WHAT THE TASK REQUIRES: Extract every line starting at the line that contains "Read all visible content and emit it as JSON." and ending with the final line of the data, inclusive; give only those lines, word for word.

######

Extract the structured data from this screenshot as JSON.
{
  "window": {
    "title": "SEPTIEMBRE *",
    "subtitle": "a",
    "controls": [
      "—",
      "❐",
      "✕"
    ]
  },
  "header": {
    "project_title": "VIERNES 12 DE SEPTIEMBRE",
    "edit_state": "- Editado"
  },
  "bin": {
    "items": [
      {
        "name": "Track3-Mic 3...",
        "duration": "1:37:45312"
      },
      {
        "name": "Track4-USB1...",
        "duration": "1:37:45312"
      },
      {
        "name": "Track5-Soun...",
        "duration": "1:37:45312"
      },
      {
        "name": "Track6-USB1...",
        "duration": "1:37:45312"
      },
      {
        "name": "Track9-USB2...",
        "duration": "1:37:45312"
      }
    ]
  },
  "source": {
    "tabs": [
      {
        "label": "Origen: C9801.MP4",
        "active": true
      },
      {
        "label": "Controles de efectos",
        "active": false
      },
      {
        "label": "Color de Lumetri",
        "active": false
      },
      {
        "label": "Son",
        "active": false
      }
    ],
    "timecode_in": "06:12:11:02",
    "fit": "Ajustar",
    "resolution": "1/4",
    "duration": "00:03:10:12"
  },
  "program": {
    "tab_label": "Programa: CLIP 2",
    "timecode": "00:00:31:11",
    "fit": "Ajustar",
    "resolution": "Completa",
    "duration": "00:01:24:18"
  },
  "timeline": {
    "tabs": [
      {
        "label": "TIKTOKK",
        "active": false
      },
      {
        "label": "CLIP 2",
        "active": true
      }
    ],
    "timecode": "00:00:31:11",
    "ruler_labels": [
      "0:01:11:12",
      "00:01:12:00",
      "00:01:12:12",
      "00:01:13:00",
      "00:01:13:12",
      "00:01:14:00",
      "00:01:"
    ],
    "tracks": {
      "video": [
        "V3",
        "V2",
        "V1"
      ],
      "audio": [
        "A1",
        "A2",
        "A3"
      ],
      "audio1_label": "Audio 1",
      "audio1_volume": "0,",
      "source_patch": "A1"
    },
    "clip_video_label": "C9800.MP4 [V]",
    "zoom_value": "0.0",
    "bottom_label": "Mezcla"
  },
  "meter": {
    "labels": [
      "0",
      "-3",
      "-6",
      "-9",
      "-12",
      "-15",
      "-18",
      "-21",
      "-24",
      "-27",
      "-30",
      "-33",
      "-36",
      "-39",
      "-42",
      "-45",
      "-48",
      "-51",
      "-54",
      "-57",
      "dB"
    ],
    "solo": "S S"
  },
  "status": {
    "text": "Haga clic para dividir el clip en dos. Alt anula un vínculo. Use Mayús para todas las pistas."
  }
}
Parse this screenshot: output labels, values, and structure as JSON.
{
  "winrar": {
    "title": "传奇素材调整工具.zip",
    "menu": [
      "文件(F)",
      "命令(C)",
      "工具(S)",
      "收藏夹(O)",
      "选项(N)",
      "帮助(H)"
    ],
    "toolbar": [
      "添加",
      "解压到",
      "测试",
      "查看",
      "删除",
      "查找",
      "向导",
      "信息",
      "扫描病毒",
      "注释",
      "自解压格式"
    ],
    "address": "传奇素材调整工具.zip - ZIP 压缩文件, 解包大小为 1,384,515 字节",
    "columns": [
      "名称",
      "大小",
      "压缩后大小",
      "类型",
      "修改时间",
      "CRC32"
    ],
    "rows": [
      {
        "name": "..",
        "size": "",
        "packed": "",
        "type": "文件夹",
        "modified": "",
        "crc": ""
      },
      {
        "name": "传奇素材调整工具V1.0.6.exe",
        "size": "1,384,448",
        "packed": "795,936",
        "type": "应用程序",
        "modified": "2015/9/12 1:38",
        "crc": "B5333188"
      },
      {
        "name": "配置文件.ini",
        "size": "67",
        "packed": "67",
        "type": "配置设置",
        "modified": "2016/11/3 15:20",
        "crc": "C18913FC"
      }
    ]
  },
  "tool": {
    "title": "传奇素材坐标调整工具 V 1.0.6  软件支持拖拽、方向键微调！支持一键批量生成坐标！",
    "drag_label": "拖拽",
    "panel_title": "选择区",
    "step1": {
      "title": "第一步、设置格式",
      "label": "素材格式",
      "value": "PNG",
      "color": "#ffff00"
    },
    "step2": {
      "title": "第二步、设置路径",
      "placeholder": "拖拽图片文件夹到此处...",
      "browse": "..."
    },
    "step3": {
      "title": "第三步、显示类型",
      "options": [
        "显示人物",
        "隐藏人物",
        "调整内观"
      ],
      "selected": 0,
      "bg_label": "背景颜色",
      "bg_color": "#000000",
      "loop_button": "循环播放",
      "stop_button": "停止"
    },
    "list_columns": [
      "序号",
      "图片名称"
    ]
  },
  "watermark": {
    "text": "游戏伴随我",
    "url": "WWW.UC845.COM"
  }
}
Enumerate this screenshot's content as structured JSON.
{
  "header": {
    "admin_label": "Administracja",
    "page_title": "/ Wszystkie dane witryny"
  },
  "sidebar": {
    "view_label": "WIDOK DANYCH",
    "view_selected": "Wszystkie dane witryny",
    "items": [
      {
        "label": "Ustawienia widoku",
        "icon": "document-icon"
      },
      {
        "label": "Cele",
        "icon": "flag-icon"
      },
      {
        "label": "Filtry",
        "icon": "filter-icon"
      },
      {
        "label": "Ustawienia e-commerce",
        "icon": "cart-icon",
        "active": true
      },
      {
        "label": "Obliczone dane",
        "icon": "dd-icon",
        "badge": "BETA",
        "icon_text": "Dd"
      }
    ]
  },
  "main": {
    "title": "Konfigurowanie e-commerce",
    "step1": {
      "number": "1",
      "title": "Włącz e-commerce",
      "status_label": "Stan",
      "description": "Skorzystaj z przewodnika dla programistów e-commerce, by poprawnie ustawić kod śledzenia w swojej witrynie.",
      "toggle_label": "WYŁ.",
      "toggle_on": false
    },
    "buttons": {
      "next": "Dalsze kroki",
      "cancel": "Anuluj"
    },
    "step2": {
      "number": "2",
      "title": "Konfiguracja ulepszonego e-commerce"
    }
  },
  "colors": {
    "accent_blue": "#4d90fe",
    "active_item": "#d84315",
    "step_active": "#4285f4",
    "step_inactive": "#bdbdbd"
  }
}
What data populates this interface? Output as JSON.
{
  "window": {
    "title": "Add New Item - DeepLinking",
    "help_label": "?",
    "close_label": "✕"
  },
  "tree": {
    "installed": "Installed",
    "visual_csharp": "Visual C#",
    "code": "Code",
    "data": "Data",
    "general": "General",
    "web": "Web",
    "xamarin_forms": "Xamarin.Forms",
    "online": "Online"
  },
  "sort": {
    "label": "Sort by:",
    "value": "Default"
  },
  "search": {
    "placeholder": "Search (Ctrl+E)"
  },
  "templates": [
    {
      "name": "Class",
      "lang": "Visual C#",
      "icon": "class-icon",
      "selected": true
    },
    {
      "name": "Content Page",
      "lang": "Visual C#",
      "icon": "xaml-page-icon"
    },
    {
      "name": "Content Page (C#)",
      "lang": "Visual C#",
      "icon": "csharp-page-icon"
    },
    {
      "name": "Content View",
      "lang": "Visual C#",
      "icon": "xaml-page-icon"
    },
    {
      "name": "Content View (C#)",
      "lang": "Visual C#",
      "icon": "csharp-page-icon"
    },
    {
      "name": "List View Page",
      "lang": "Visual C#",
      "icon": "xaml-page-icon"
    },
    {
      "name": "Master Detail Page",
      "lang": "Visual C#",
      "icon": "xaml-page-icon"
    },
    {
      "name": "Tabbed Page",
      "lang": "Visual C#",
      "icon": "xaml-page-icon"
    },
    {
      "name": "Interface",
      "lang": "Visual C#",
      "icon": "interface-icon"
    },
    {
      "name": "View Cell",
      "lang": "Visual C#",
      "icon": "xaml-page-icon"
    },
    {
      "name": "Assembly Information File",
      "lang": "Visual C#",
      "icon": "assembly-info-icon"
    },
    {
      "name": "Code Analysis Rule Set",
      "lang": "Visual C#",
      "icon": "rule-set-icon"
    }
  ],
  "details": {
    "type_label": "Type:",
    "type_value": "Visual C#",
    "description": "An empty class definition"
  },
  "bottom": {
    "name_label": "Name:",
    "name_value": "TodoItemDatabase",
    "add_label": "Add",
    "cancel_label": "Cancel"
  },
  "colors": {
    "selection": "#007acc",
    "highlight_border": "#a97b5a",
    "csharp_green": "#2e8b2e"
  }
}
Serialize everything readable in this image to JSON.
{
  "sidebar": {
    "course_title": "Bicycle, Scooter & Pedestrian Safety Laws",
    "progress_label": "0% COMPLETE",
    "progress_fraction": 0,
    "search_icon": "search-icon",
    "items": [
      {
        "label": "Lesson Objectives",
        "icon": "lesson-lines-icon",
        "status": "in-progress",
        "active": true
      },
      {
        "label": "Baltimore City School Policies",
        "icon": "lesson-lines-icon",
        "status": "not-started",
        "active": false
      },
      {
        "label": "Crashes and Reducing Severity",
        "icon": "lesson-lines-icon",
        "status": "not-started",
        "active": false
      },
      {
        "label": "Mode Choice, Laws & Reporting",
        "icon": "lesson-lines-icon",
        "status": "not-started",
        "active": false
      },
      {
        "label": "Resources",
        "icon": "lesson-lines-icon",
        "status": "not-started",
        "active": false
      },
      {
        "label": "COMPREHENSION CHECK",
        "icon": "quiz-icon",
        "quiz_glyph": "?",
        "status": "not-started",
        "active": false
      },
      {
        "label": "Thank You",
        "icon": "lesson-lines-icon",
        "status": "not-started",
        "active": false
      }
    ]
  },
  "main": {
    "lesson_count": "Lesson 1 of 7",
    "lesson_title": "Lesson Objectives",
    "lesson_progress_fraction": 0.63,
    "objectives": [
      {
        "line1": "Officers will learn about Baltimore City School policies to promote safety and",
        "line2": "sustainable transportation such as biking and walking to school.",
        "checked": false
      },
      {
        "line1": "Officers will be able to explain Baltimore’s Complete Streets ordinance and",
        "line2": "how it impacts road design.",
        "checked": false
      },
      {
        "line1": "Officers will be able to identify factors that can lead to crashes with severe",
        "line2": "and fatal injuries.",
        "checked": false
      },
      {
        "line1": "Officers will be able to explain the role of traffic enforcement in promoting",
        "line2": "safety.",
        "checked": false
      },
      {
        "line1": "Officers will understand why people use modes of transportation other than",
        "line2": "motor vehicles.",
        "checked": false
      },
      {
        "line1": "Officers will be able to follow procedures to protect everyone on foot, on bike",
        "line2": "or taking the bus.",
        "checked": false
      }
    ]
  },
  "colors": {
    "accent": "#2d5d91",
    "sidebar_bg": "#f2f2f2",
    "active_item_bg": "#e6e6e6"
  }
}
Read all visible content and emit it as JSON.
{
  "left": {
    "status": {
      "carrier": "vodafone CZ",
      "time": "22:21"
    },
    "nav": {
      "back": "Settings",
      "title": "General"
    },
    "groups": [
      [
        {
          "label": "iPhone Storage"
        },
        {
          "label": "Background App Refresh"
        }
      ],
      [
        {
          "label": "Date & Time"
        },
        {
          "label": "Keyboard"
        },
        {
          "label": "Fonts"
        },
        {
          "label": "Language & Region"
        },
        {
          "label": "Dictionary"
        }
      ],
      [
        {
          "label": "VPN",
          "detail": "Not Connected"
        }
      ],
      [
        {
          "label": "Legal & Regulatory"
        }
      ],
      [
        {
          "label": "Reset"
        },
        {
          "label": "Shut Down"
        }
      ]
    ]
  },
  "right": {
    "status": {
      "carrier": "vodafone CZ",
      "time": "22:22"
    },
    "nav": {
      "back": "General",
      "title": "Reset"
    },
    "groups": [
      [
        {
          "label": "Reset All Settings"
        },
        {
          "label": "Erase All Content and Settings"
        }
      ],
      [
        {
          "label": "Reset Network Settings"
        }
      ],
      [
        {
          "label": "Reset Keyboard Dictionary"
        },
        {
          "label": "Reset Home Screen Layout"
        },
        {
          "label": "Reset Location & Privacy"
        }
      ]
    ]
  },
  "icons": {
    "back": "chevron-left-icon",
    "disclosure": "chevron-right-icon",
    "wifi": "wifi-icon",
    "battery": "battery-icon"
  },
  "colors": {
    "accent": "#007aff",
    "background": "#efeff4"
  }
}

######

RESULT OF THE TASK:
Read all visible content and emit it as JSON.
{
  "left": {
    "status": {
      "carrier": "vodafone CZ",
      "time": "22:21"
    },
    "nav": {
      "back": "Settings",
      "title": "General"
    },
    "groups": [
      [
        {
          "label": "iPhone Storage"
        },
        {
          "label": "Background App Refresh"
        }
      ],
      [
        {
          "label": "Date & Time"
        },
        {
          "label": "Keyboard"
        },
        {
          "label": "Fonts"
        },
        {
          "label": "Language & Region"
        },
        {
          "label": "Dictionary"
        }
      ],
      [
        {
          "label": "VPN",
          "detail": "Not Connected"
        }
      ],
      [
        {
          "label": "Legal & Regulatory"
        }
      ],
      [
        {
          "label": "Reset"
        },
        {
          "label": "Shut Down"
        }
      ]
    ]
  },
  "right": {
    "status": {
      "carrier": "vodafone CZ",
      "time": "22:22"
    },
    "nav": {
      "back": "General",
      "title": "Reset"
    },
    "groups": [
      [
        {
          "label": "Reset All Settings"
        },
        {
          "label": "Erase All Content and Settings"
        }
      ],
      [
        {
          "label": "Reset Network Settings"
        }
      ],
      [
        {
          "label": "Reset Keyboard Dictionary"
        },
        {
          "label": "Reset Home Screen Layout"
        },
        {
          "label": "Reset Location & Privacy"
        }
      ]
    ]
  },
  "icons": {
    "back": "chevron-left-icon",
    "disclosure": "chevron-right-icon",
    "wifi": "wifi-icon",
    "battery": "battery-icon"
  },
  "colors": {
    "accent": "#007aff",
    "background": "#efeff4"
  }
}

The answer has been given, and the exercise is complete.